PROBLEM DESCRIPTION:
In the forum thread below, what did the protesters ask the Dalai Lama to sign after the demonstration?

GIVEN PASSAGE:
*****

If you are so learned and applied it to your practice, I mean rencounciation should be the first thing that arises in a true practitioner's mind.

With Geshe Kelsang financing, organizing and arranging hundreds of people and in various cities to protest against HHDL, what is the point? Does it not seem like jealousy. I mean Geshe Kelsang is very well known or 'infamous', so perhaps he has strong jealousy towards HHDL has totally eclipsed him in fame, stature and following therefore using his resources and people to counter HHDL? What do you think?

If he was a practitioner existing off his great learning, he would be quiet, accepting, tolerant and not stir problems by calling another great monk (HHDL) a liar. That is awfully harsh. Don't you think? It doesn't look good for Buddhists overall.

Geshe Kelsang should see the larger version of the picture which is all Buddhists should be harmonious. He is not creating harmony by always countering the spiritual leader of Tibet and head of Tibetan Buddhism overall.

I was just thinking, although I don't like the thought, maybe Geshe Kelsang is just jealous of HHDL?  :o

Ensapa

  • Hero Member
  • *****
  • Posts: 4124
    • Email
Re: Can old Geshes like Geshe Kelsang have jealousy?
« Reply #1 on: July 09, 2012, 02:38:17 AM »
Hi Tenzin Gyatso, I do remember that in an interview with Geshe Kelsang Gyatso, he said that the motivation for the protests was because he loved the Dalai Lama:

Quote
LOPEZ: Last summer [1996], you organized demonstrations in London against the Dalai Lama. The British press was very supportive of the Dalai Lama and the New Kadampa was painted in quite negative terms. Do you regret the formation of the Shugden Supporters Community in retrospect? Could you perhaps have done it differently?
GKG: We had hoped that His Holiness the Dalai Lama would change and give freedom to Tibetan people. That was our aim. Our demonstration was telling him: you made a mistake so you should change. After the demonstration we requested him to please sign a declaration to give complete freedom to Dorje Shugden worship, and he refuse. Then when he returned to India he was stronger than before.
LOPEZ: Do you think that in retrospect the demonstrations were not a good idea?
GKG: Demonstrating was telling him that he made a mistake. Demonstrating should have been a teacher for him. Demonstrating was loving him, not disrespecting him, not harming him. But he never changed.
LOPEZ: In the West, demonstrating is not perceived as an act of love.
GKG: But from our point of view we were hoping to make him realize that he made a mistake so that he could correct it.

To be honest, that does not sound at all like jealousy to me. It sounded more like the protests was created in order to make HHDL realize the effects of the ban, and that the ban on Dorje Shugden was wrong and that he should re-evaluate it instead of promoting baseless accusations against Dorje Shugden. In that retrospect, I dont see his actions as against Dalai Lama or out of jealousy. To say that GKG is jealous of HHDL and therefore he speaks negatively about HHDL and started the protests would be the same as saying that a parent reprimands the child when the child is heading the wrong way as jealous of the child's youth.

*****

DATA PROVIDED:

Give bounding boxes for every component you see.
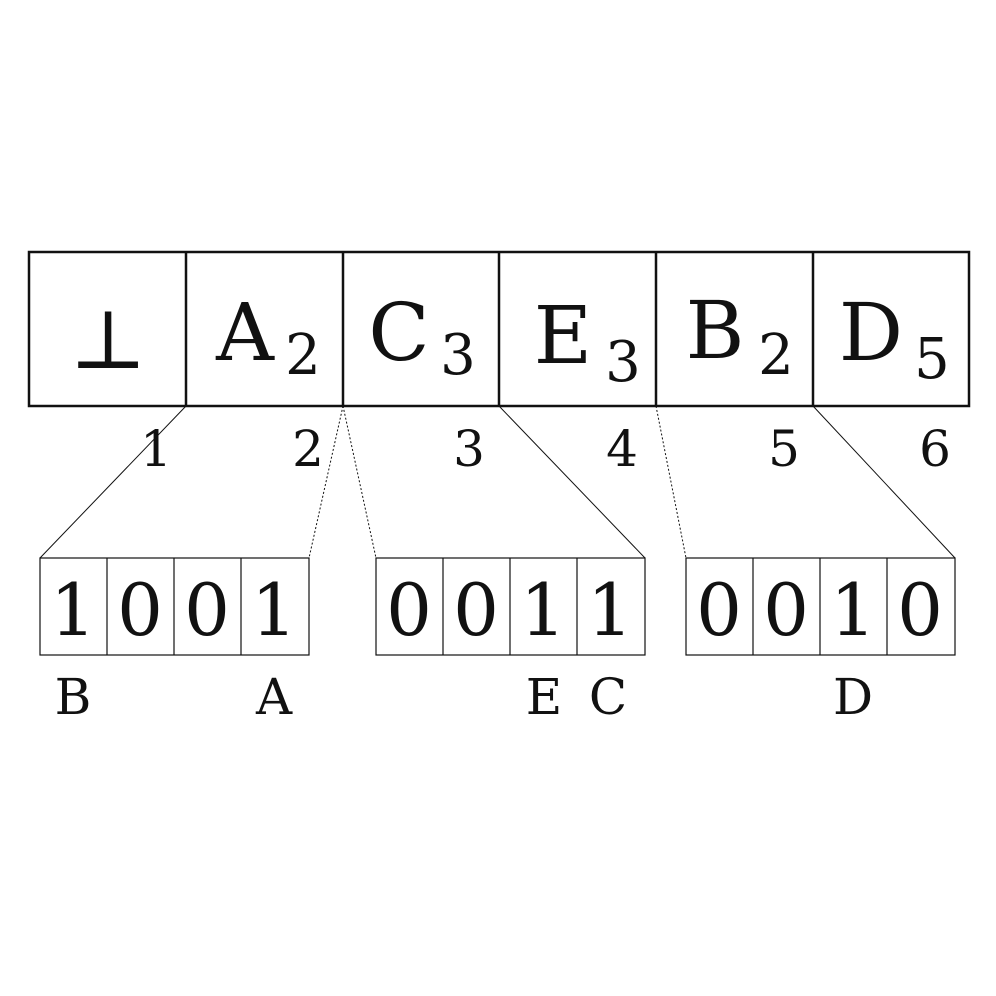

*****

OUTPUT FOR THIS TASK:
A declaration to give complete freedom to Dorje Shugden worship.